> [WHAT YOU WILL DO]: Make an exact copy of all the data.

Saved data entries:

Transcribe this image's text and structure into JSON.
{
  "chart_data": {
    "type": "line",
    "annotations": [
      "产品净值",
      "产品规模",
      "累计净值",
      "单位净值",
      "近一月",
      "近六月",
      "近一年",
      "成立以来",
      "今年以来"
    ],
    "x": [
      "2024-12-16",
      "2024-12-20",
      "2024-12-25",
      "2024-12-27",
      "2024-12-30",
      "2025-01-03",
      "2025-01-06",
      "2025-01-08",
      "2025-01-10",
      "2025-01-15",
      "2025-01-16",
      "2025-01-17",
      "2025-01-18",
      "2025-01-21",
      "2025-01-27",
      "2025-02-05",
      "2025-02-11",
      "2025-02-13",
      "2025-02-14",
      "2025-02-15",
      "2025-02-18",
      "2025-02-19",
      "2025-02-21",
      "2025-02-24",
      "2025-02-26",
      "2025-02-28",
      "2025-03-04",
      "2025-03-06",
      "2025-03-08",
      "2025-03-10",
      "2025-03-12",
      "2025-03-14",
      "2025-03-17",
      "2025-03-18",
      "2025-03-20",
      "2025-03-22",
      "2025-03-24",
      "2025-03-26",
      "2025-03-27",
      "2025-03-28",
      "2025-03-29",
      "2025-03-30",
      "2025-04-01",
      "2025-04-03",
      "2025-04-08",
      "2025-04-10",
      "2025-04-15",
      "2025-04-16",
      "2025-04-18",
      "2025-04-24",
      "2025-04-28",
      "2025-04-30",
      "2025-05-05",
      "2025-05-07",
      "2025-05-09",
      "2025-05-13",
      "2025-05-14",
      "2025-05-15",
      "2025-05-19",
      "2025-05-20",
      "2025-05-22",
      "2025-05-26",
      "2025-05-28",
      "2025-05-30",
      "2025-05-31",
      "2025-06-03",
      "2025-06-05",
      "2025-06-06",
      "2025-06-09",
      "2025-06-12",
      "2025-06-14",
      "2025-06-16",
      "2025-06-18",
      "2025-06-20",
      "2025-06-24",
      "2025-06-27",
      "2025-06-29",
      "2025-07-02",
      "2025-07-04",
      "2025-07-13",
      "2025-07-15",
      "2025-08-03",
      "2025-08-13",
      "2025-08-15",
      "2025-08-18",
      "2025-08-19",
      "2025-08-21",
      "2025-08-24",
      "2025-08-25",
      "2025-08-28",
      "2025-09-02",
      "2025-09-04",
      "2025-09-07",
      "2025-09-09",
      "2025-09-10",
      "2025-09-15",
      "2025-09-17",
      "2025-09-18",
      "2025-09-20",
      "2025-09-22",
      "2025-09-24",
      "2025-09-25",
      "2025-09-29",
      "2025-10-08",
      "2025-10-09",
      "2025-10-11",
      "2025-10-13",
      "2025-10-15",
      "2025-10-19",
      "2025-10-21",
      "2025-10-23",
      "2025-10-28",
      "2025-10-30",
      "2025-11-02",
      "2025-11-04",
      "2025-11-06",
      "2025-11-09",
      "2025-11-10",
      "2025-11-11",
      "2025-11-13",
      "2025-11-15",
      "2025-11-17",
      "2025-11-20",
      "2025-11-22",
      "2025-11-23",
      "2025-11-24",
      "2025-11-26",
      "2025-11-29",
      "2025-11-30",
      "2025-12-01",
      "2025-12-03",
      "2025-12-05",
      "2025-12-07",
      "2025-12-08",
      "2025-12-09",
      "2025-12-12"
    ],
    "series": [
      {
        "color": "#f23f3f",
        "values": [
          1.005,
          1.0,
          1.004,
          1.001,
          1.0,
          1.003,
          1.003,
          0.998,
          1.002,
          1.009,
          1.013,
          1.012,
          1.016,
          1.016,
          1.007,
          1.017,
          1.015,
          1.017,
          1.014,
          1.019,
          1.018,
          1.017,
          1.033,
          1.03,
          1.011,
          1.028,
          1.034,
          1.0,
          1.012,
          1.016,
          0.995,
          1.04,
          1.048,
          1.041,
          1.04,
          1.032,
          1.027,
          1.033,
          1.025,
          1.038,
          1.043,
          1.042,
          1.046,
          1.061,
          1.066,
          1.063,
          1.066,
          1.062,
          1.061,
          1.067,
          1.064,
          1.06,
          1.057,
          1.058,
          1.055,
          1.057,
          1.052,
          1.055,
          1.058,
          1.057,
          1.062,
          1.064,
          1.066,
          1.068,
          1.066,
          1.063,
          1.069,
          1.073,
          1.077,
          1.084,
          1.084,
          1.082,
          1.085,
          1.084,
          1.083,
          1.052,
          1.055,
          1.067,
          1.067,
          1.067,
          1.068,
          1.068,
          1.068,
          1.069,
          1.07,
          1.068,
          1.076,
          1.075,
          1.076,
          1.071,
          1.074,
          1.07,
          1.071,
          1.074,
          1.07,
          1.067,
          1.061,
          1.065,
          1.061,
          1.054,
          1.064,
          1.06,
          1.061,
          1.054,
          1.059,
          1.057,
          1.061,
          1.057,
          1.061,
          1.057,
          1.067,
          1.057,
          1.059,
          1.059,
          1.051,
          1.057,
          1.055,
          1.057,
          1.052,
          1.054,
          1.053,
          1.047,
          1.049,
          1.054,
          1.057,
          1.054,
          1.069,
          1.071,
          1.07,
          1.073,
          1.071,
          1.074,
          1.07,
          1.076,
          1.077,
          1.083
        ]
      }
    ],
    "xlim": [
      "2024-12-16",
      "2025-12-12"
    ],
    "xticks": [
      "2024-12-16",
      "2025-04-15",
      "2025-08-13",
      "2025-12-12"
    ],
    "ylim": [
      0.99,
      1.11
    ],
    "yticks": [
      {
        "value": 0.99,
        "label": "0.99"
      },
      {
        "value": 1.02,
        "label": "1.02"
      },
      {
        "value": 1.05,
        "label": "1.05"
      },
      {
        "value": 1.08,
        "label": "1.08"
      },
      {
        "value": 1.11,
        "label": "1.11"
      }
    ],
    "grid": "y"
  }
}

> [RIGHT ANSWER]:
Transcribe this image's text and structure into JSON.
{
  "chart_data": {
    "type": "line",
    "annotations": [
      "产品净值",
      "产品规模",
      "累计净值",
      "单位净值",
      "近一月",
      "近六月",
      "近一年",
      "成立以来",
      "今年以来"
    ],
    "x": [
      "2024-12-16",
      "2024-12-20",
      "2024-12-25",
      "2024-12-27",
      "2024-12-30",
      "2025-01-03",
      "2025-01-06",
      "2025-01-08",
      "2025-01-10",
      "2025-01-15",
      "2025-01-16",
      "2025-01-17",
      "2025-01-18",
      "2025-01-21",
      "2025-01-27",
      "2025-02-05",
      "2025-02-11",
      "2025-02-13",
      "2025-02-14",
      "2025-02-15",
      "2025-02-18",
      "2025-02-19",
      "2025-02-21",
      "2025-02-24",
      "2025-02-26",
      "2025-02-28",
      "2025-03-04",
      "2025-03-06",
      "2025-03-08",
      "2025-03-10",
      "2025-03-12",
      "2025-03-14",
      "2025-03-17",
      "2025-03-18",
      "2025-03-20",
      "2025-03-22",
      "2025-03-24",
      "2025-03-26",
      "2025-03-27",
      "2025-03-28",
      "2025-03-29",
      "2025-03-30",
      "2025-04-01",
      "2025-04-03",
      "2025-04-08",
      "2025-04-10",
      "2025-04-15",
      "2025-04-16",
      "2025-04-18",
      "2025-04-24",
      "2025-04-28",
      "2025-04-30",
      "2025-05-05",
      "2025-05-07",
      "2025-05-09",
      "2025-05-13",
      "2025-05-14",
      "2025-05-15",
      "2025-05-19",
      "2025-05-20",
      "2025-05-22",
      "2025-05-26",
      "2025-05-28",
      "2025-05-30",
      "2025-05-31",
      "2025-06-03",
      "2025-06-05",
      "2025-06-06",
      "2025-06-09",
      "2025-06-12",
      "2025-06-14",
      "2025-06-16",
      "2025-06-18",
      "2025-06-20",
      "2025-06-24",
      "2025-06-27",
      "2025-06-29",
      "2025-07-02",
      "2025-07-04",
      "2025-07-13",
      "2025-07-15",
      "2025-08-03",
      "2025-08-13",
      "2025-08-15",
      "2025-08-18",
      "2025-08-19",
      "2025-08-21",
      "2025-08-24",
      "2025-08-25",
      "2025-08-28",
      "2025-09-02",
      "2025-09-04",
      "2025-09-07",
      "2025-09-09",
      "2025-09-10",
      "2025-09-15",
      "2025-09-17",
      "2025-09-18",
      "2025-09-20",
      "2025-09-22",
      "2025-09-24",
      "2025-09-25",
      "2025-09-29",
      "2025-10-08",
      "2025-10-09",
      "2025-10-11",
      "2025-10-13",
      "2025-10-15",
      "2025-10-19",
      "2025-10-21",
      "2025-10-23",
      "2025-10-28",
      "2025-10-30",
      "2025-11-02",
      "2025-11-04",
      "2025-11-06",
      "2025-11-09",
      "2025-11-10",
      "2025-11-11",
      "2025-11-13",
      "2025-11-15",
      "2025-11-17",
      "2025-11-20",
      "2025-11-22",
      "2025-11-23",
      "2025-11-24",
      "2025-11-26",
      "2025-11-29",
      "2025-11-30",
      "2025-12-01",
      "2025-12-03",
      "2025-12-05",
      "2025-12-07",
      "2025-12-08",
      "2025-12-09",
      "2025-12-12"
    ],
    "series": [
      {
        "color": "#f23f3f",
        "values": [
          1.005,
          1.0,
          1.004,
          1.001,
          1.0,
          1.003,
          1.003,
          0.998,
          1.002,
          1.009,
          1.013,
          1.012,
          1.016,
          1.016,
          1.007,
          1.017,
          1.015,
          1.017,
          1.014,
          1.019,
          1.018,
          1.017,
          1.033,
          1.03,
          1.011,
          1.028,
          1.034,
          1.0,
          1.012,
          1.016,
          0.995,
          1.04,
          1.048,
          1.041,
          1.04,
          1.032,
          1.027,
          1.033,
          1.025,
          1.038,
          1.043,
          1.042,
          1.046,
          1.061,
          1.066,
          1.063,
          1.066,
          1.062,
          1.061,
          1.067,
          1.064,
          1.06,
          1.057,
          1.058,
          1.055,
          1.057,
          1.052,
          1.055,
          1.058,
          1.057,
          1.062,
          1.064,
          1.066,
          1.068,
          1.066,
          1.063,
          1.069,
          1.073,
          1.077,
          1.084,
          1.084,
          1.082,
          1.085,
          1.084,
          1.083,
          1.052,
          1.055,
          1.067,
          1.067,
          1.067,
          1.068,
          1.068,
          1.068,
          1.069,
          1.07,
          1.068,
          1.076,
          1.075,
          1.076,
          1.071,
          1.074,
          1.07,
          1.071,
          1.074,
          1.07,
          1.067,
          1.061,
          1.065,
          1.061,
          1.054,
          1.064,
          1.06,
          1.061,
          1.054,
          1.059,
          1.057,
          1.061,
          1.057,
          1.061,
          1.057,
          1.067,
          1.057,
          1.059,
          1.059,
          1.051,
          1.057,
          1.055,
          1.057,
          1.052,
          1.054,
          1.053,
          1.047,
          1.049,
          1.054,
          1.057,
          1.054,
          1.069,
          1.071,
          1.07,
          1.073,
          1.071,
          1.074,
          1.07,
          1.076,
          1.077,
          1.083
        ]
      }
    ],
    "xlim": [
      "2024-12-16",
      "2025-12-12"
    ],
    "xticks": [
      "2024-12-16",
      "2025-04-15",
      "2025-08-13",
      "2025-12-12"
    ],
    "ylim": [
      0.99,
      1.11
    ],
    "yticks": [
      {
        "value": 0.99,
        "label": "0.99"
      },
      {
        "value": 1.02,
        "label": "1.02"
      },
      {
        "value": 1.05,
        "label": "1.05"
      },
      {
        "value": 1.08,
        "label": "1.08"
      },
      {
        "value": 1.11,
        "label": "1.11"
      }
    ],
    "grid": "y"
  }
}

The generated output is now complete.